--- START OF Data lines ---

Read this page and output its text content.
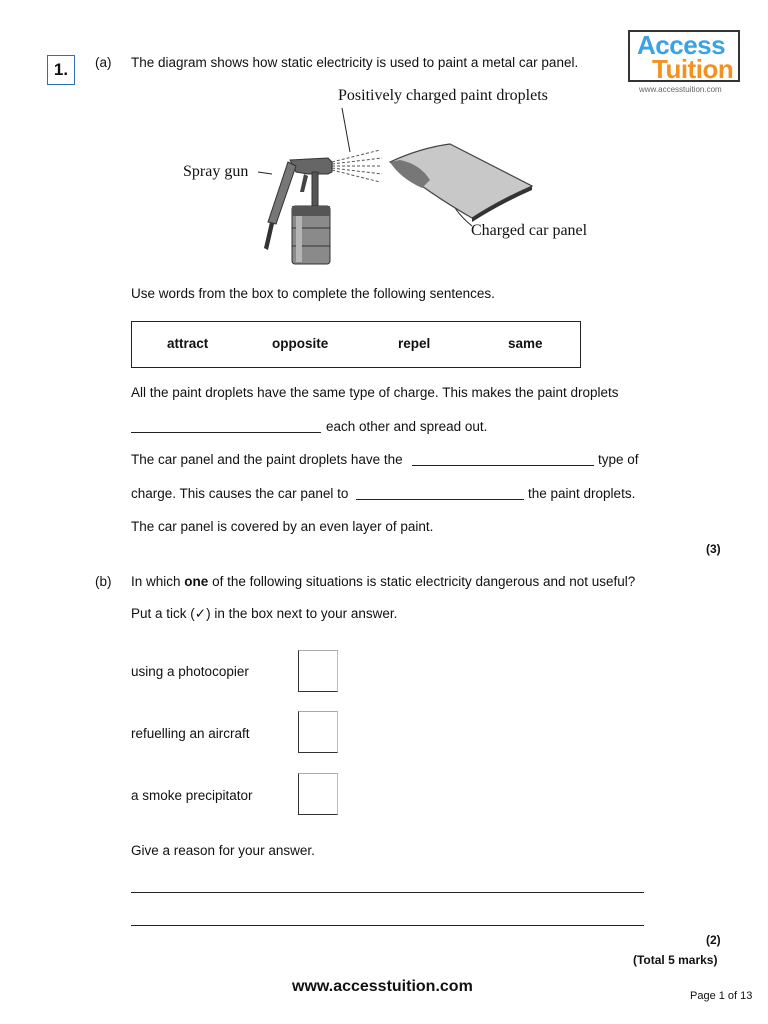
1.	(a) The diagram shows how static electricity is used to paint a metal car panel.
Access
Tuition
www.accesstuition.com
Positively charged paint droplets
Spray gun
Charged car panel
Use words from the box to complete the following sentences.
attract	opposite	repel	same
All the paint droplets have the same type of charge. This makes the paint droplets
each other and spread out.
The car panel and the paint droplets have the	type of
charge. This causes the car panel to	the paint droplets.
The car panel is covered by an even layer of paint.
(3)
(b) In which one of the following situations is static electricity dangerous and not useful?
Put a tick (✓) in the box next to your answer.
using a photocopier
refuelling an aircraft
a smoke precipitator
Give a reason for your answer.
(2)
(Total 5 marks)
www.accesstuition.com
Page 1 of 13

--- END OF Data lines ---

**Problem description**
Exact duplication of all the records is required; pictures are omitted from the copy.

**Solution to the exercise**
Read this page and output its text content.
1.	(a) The diagram shows how static electricity is used to paint a metal car panel.
Access
Tuition
www.accesstuition.com
Positively charged paint droplets
Spray gun
Charged car panel
Use words from the box to complete the following sentences.
attract	opposite	repel	same
All the paint droplets have the same type of charge. This makes the paint droplets
each other and spread out.
The car panel and the paint droplets have the	type of
charge. This causes the car panel to	the paint droplets.
The car panel is covered by an even layer of paint.
(3)
(b) In which one of the following situations is static electricity dangerous and not useful?
Put a tick (✓) in the box next to your answer.
using a photocopier
refuelling an aircraft
a smoke precipitator
Give a reason for your answer.
(2)
(Total 5 marks)
www.accesstuition.com
Page 1 of 13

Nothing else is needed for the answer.